(Dataset records)
<<<<
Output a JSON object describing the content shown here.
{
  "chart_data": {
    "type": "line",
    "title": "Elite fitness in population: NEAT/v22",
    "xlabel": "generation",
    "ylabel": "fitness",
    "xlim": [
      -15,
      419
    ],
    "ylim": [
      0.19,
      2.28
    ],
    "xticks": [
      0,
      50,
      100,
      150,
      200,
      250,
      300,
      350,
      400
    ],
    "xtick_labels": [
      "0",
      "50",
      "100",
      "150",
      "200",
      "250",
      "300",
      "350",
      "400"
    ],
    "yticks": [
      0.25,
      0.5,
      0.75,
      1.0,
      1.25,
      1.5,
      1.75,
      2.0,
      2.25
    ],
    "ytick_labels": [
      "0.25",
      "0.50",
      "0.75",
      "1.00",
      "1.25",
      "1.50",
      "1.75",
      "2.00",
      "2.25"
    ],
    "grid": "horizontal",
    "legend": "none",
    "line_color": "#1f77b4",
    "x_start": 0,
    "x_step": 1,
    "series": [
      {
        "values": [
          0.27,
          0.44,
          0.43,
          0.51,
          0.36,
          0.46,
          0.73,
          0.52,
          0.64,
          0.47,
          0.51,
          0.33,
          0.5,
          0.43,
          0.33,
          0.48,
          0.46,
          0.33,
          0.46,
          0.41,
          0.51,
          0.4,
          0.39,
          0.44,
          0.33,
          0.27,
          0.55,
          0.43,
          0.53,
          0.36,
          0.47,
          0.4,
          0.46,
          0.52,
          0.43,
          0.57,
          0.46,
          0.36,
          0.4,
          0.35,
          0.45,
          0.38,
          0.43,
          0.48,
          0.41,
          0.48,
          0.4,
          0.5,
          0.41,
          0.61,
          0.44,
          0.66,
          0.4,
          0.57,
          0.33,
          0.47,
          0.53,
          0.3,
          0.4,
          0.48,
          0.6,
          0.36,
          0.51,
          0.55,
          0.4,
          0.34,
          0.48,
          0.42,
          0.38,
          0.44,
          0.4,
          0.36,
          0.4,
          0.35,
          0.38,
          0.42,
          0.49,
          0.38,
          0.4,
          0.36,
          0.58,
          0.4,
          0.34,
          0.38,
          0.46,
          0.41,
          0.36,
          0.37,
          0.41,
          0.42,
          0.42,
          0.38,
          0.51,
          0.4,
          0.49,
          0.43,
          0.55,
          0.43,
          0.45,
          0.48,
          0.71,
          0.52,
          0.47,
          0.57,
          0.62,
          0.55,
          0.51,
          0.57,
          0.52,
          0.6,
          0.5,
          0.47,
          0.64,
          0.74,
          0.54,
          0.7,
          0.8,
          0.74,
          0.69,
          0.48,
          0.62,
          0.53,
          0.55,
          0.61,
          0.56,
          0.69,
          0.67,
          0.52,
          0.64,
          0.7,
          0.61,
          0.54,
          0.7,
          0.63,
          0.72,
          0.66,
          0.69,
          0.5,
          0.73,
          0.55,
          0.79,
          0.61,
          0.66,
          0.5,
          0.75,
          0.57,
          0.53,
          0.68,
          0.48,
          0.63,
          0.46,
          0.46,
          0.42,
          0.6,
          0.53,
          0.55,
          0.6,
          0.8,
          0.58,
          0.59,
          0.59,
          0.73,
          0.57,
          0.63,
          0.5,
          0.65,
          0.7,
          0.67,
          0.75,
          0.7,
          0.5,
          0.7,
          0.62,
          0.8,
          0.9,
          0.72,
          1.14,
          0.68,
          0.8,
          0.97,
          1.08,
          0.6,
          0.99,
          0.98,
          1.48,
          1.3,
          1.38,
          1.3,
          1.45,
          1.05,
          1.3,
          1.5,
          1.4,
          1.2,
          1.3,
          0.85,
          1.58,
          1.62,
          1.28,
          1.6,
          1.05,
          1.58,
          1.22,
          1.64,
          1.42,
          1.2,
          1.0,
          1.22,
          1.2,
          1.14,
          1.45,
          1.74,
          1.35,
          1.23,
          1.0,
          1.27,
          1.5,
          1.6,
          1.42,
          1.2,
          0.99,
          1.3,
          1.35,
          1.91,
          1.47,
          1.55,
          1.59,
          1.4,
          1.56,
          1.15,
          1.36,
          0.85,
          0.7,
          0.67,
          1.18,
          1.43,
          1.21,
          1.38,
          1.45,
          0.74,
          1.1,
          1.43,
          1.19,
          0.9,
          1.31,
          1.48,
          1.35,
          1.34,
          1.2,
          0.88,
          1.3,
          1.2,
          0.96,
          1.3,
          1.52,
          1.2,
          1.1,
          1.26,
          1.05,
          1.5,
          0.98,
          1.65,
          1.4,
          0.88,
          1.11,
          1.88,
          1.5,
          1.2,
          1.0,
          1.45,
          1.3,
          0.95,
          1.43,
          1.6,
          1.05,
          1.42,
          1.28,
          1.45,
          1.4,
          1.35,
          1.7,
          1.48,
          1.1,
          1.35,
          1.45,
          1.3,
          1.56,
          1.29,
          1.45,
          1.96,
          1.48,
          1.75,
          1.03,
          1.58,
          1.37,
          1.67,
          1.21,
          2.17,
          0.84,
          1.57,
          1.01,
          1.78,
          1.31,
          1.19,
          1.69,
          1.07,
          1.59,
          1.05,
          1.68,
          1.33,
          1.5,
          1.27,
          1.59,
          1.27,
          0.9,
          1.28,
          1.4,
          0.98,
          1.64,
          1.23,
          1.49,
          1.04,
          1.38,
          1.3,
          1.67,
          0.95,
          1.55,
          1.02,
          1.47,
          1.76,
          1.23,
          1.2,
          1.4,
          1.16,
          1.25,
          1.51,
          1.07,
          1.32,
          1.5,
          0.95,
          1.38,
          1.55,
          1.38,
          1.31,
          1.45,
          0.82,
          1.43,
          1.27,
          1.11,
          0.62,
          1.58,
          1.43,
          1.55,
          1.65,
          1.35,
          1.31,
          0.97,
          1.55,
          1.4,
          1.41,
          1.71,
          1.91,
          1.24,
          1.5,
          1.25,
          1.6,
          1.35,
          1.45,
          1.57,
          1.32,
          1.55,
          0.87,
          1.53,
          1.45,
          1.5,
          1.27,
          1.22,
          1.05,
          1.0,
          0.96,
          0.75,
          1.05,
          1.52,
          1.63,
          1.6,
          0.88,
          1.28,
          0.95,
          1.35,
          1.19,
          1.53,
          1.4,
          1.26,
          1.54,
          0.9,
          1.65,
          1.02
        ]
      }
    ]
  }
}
>>>>
» **STATED EXERCISE**
Return the full listing, character for character.

» **TASK RESULT**
Output a JSON object describing the content shown here.
{
  "chart_data": {
    "type": "line",
    "title": "Elite fitness in population: NEAT/v22",
    "xlabel": "generation",
    "ylabel": "fitness",
    "xlim": [
      -15,
      419
    ],
    "ylim": [
      0.19,
      2.28
    ],
    "xticks": [
      0,
      50,
      100,
      150,
      200,
      250,
      300,
      350,
      400
    ],
    "xtick_labels": [
      "0",
      "50",
      "100",
      "150",
      "200",
      "250",
      "300",
      "350",
      "400"
    ],
    "yticks": [
      0.25,
      0.5,
      0.75,
      1.0,
      1.25,
      1.5,
      1.75,
      2.0,
      2.25
    ],
    "ytick_labels": [
      "0.25",
      "0.50",
      "0.75",
      "1.00",
      "1.25",
      "1.50",
      "1.75",
      "2.00",
      "2.25"
    ],
    "grid": "horizontal",
    "legend": "none",
    "line_color": "#1f77b4",
    "x_start": 0,
    "x_step": 1,
    "series": [
      {
        "values": [
          0.27,
          0.44,
          0.43,
          0.51,
          0.36,
          0.46,
          0.73,
          0.52,
          0.64,
          0.47,
          0.51,
          0.33,
          0.5,
          0.43,
          0.33,
          0.48,
          0.46,
          0.33,
          0.46,
          0.41,
          0.51,
          0.4,
          0.39,
          0.44,
          0.33,
          0.27,
          0.55,
          0.43,
          0.53,
          0.36,
          0.47,
          0.4,
          0.46,
          0.52,
          0.43,
          0.57,
          0.46,
          0.36,
          0.4,
          0.35,
          0.45,
          0.38,
          0.43,
          0.48,
          0.41,
          0.48,
          0.4,
          0.5,
          0.41,
          0.61,
          0.44,
          0.66,
          0.4,
          0.57,
          0.33,
          0.47,
          0.53,
          0.3,
          0.4,
          0.48,
          0.6,
          0.36,
          0.51,
          0.55,
          0.4,
          0.34,
          0.48,
          0.42,
          0.38,
          0.44,
          0.4,
          0.36,
          0.4,
          0.35,
          0.38,
          0.42,
          0.49,
          0.38,
          0.4,
          0.36,
          0.58,
          0.4,
          0.34,
          0.38,
          0.46,
          0.41,
          0.36,
          0.37,
          0.41,
          0.42,
          0.42,
          0.38,
          0.51,
          0.4,
          0.49,
          0.43,
          0.55,
          0.43,
          0.45,
          0.48,
          0.71,
          0.52,
          0.47,
          0.57,
          0.62,
          0.55,
          0.51,
          0.57,
          0.52,
          0.6,
          0.5,
          0.47,
          0.64,
          0.74,
          0.54,
          0.7,
          0.8,
          0.74,
          0.69,
          0.48,
          0.62,
          0.53,
          0.55,
          0.61,
          0.56,
          0.69,
          0.67,
          0.52,
          0.64,
          0.7,
          0.61,
          0.54,
          0.7,
          0.63,
          0.72,
          0.66,
          0.69,
          0.5,
          0.73,
          0.55,
          0.79,
          0.61,
          0.66,
          0.5,
          0.75,
          0.57,
          0.53,
          0.68,
          0.48,
          0.63,
          0.46,
          0.46,
          0.42,
          0.6,
          0.53,
          0.55,
          0.6,
          0.8,
          0.58,
          0.59,
          0.59,
          0.73,
          0.57,
          0.63,
          0.5,
          0.65,
          0.7,
          0.67,
          0.75,
          0.7,
          0.5,
          0.7,
          0.62,
          0.8,
          0.9,
          0.72,
          1.14,
          0.68,
          0.8,
          0.97,
          1.08,
          0.6,
          0.99,
          0.98,
          1.48,
          1.3,
          1.38,
          1.3,
          1.45,
          1.05,
          1.3,
          1.5,
          1.4,
          1.2,
          1.3,
          0.85,
          1.58,
          1.62,
          1.28,
          1.6,
          1.05,
          1.58,
          1.22,
          1.64,
          1.42,
          1.2,
          1.0,
          1.22,
          1.2,
          1.14,
          1.45,
          1.74,
          1.35,
          1.23,
          1.0,
          1.27,
          1.5,
          1.6,
          1.42,
          1.2,
          0.99,
          1.3,
          1.35,
          1.91,
          1.47,
          1.55,
          1.59,
          1.4,
          1.56,
          1.15,
          1.36,
          0.85,
          0.7,
          0.67,
          1.18,
          1.43,
          1.21,
          1.38,
          1.45,
          0.74,
          1.1,
          1.43,
          1.19,
          0.9,
          1.31,
          1.48,
          1.35,
          1.34,
          1.2,
          0.88,
          1.3,
          1.2,
          0.96,
          1.3,
          1.52,
          1.2,
          1.1,
          1.26,
          1.05,
          1.5,
          0.98,
          1.65,
          1.4,
          0.88,
          1.11,
          1.88,
          1.5,
          1.2,
          1.0,
          1.45,
          1.3,
          0.95,
          1.43,
          1.6,
          1.05,
          1.42,
          1.28,
          1.45,
          1.4,
          1.35,
          1.7,
          1.48,
          1.1,
          1.35,
          1.45,
          1.3,
          1.56,
          1.29,
          1.45,
          1.96,
          1.48,
          1.75,
          1.03,
          1.58,
          1.37,
          1.67,
          1.21,
          2.17,
          0.84,
          1.57,
          1.01,
          1.78,
          1.31,
          1.19,
          1.69,
          1.07,
          1.59,
          1.05,
          1.68,
          1.33,
          1.5,
          1.27,
          1.59,
          1.27,
          0.9,
          1.28,
          1.4,
          0.98,
          1.64,
          1.23,
          1.49,
          1.04,
          1.38,
          1.3,
          1.67,
          0.95,
          1.55,
          1.02,
          1.47,
          1.76,
          1.23,
          1.2,
          1.4,
          1.16,
          1.25,
          1.51,
          1.07,
          1.32,
          1.5,
          0.95,
          1.38,
          1.55,
          1.38,
          1.31,
          1.45,
          0.82,
          1.43,
          1.27,
          1.11,
          0.62,
          1.58,
          1.43,
          1.55,
          1.65,
          1.35,
          1.31,
          0.97,
          1.55,
          1.4,
          1.41,
          1.71,
          1.91,
          1.24,
          1.5,
          1.25,
          1.6,
          1.35,
          1.45,
          1.57,
          1.32,
          1.55,
          0.87,
          1.53,
          1.45,
          1.5,
          1.27,
          1.22,
          1.05,
          1.0,
          0.96,
          0.75,
          1.05,
          1.52,
          1.63,
          1.6,
          0.88,
          1.28,
          0.95,
          1.35,
          1.19,
          1.53,
          1.4,
          1.26,
          1.54,
          0.9,
          1.65,
          1.02
        ]
      }
    ]
  }
}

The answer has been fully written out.